> [WHAT NEEDS TO BE DONE]:
Update the lines from the one containing "legend-label: scaffold xyxy=(124,27,182,45)" through the one containing "bar-bioresorbable-scaffold xyxy=(809,89,829,552)", replacing "Treatment" with "Therapy" and leaving everything else unchanged. Return only those lines.

DATA LINES start

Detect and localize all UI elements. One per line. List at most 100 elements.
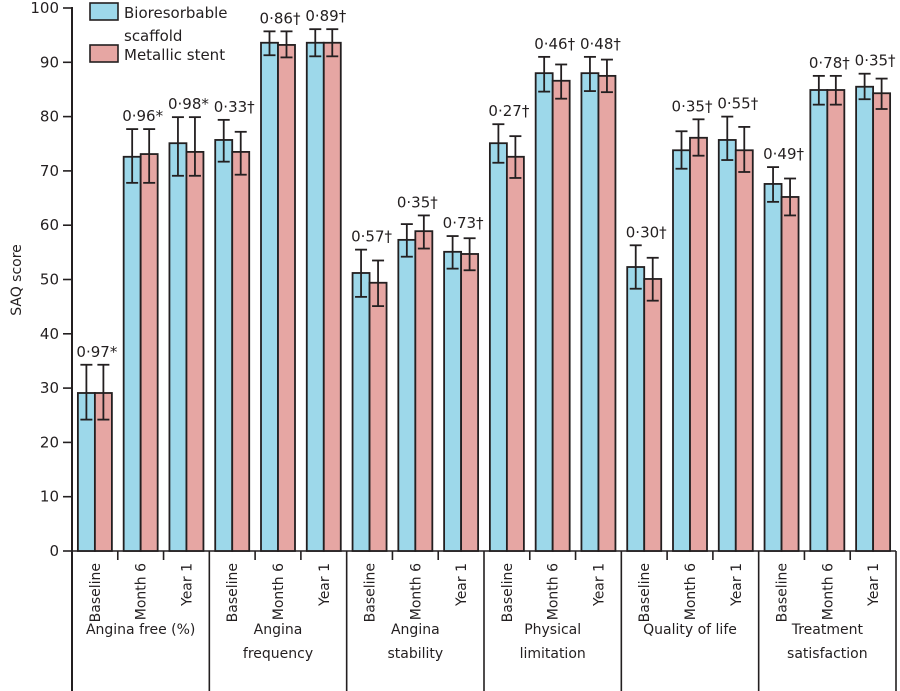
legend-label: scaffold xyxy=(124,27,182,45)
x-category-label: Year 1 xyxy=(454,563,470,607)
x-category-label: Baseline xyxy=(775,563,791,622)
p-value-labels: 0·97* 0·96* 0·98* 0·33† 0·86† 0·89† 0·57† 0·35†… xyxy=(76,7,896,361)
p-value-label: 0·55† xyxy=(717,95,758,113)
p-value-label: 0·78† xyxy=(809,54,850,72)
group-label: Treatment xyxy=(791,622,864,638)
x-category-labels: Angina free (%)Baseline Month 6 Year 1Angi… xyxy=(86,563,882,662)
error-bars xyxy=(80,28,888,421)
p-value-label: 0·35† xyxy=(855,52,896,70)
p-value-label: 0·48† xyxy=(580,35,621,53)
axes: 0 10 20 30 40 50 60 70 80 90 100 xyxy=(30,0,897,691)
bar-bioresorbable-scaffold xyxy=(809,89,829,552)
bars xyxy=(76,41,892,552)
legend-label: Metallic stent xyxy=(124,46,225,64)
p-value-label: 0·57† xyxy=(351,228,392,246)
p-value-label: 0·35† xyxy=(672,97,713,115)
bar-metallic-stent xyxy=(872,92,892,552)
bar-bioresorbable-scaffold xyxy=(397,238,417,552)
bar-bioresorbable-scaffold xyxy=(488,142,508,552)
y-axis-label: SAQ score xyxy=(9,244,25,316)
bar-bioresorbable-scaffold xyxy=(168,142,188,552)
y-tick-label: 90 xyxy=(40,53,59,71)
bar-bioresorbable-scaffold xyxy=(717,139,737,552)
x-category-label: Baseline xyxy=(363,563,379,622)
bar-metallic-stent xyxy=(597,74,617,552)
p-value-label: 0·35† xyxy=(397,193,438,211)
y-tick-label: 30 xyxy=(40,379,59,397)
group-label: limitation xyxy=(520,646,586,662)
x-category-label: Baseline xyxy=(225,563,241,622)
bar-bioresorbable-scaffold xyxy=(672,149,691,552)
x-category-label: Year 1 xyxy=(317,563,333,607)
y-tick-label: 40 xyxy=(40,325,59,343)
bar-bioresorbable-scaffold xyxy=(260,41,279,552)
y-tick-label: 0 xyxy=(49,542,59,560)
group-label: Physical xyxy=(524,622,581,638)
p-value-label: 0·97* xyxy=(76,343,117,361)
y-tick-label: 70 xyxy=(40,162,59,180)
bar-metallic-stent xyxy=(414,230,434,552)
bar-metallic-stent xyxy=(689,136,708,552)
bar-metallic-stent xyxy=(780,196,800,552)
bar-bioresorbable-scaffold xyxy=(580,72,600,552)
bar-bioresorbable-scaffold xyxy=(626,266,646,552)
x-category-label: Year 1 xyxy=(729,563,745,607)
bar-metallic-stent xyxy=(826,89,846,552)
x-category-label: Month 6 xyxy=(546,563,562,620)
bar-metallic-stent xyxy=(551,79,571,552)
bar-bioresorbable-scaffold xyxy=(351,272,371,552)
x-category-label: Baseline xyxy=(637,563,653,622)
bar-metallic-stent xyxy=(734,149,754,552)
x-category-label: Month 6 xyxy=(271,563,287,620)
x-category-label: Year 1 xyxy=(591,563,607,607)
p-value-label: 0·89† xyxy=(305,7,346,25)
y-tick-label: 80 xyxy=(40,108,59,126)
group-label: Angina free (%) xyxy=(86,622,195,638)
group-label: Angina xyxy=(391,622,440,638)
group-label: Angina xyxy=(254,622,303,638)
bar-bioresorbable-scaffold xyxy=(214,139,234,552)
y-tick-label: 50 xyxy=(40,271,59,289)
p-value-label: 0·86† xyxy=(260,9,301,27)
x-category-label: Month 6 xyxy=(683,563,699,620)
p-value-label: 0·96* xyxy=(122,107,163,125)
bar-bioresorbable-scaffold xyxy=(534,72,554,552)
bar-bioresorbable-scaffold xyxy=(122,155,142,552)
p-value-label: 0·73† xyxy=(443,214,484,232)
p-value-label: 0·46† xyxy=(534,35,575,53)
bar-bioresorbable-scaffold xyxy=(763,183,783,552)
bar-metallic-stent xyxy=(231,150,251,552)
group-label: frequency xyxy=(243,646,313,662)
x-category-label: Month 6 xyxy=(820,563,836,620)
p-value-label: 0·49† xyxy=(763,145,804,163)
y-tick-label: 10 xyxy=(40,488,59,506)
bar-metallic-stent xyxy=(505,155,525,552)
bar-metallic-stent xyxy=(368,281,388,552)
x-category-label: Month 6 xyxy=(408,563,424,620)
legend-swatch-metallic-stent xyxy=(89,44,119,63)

DATA LINES end

> [FULL ANSWER]:
legend-label: scaffold xyxy=(124,27,182,45)
x-category-label: Year 1 xyxy=(454,563,470,607)
x-category-label: Baseline xyxy=(775,563,791,622)
p-value-labels: 0·97* 0·96* 0·98* 0·33† 0·86† 0·89† 0·57† 0·35†… xyxy=(76,7,896,361)
p-value-label: 0·55† xyxy=(717,95,758,113)
p-value-label: 0·78† xyxy=(809,54,850,72)
group-label: Therapy xyxy=(791,622,864,638)
x-category-labels: Angina free (%)Baseline Month 6 Year 1Angi… xyxy=(86,563,882,662)
error-bars xyxy=(80,28,888,421)
p-value-label: 0·35† xyxy=(855,52,896,70)
p-value-label: 0·48† xyxy=(580,35,621,53)
axes: 0 10 20 30 40 50 60 70 80 90 100 xyxy=(30,0,897,691)
bar-bioresorbable-scaffold xyxy=(809,89,829,552)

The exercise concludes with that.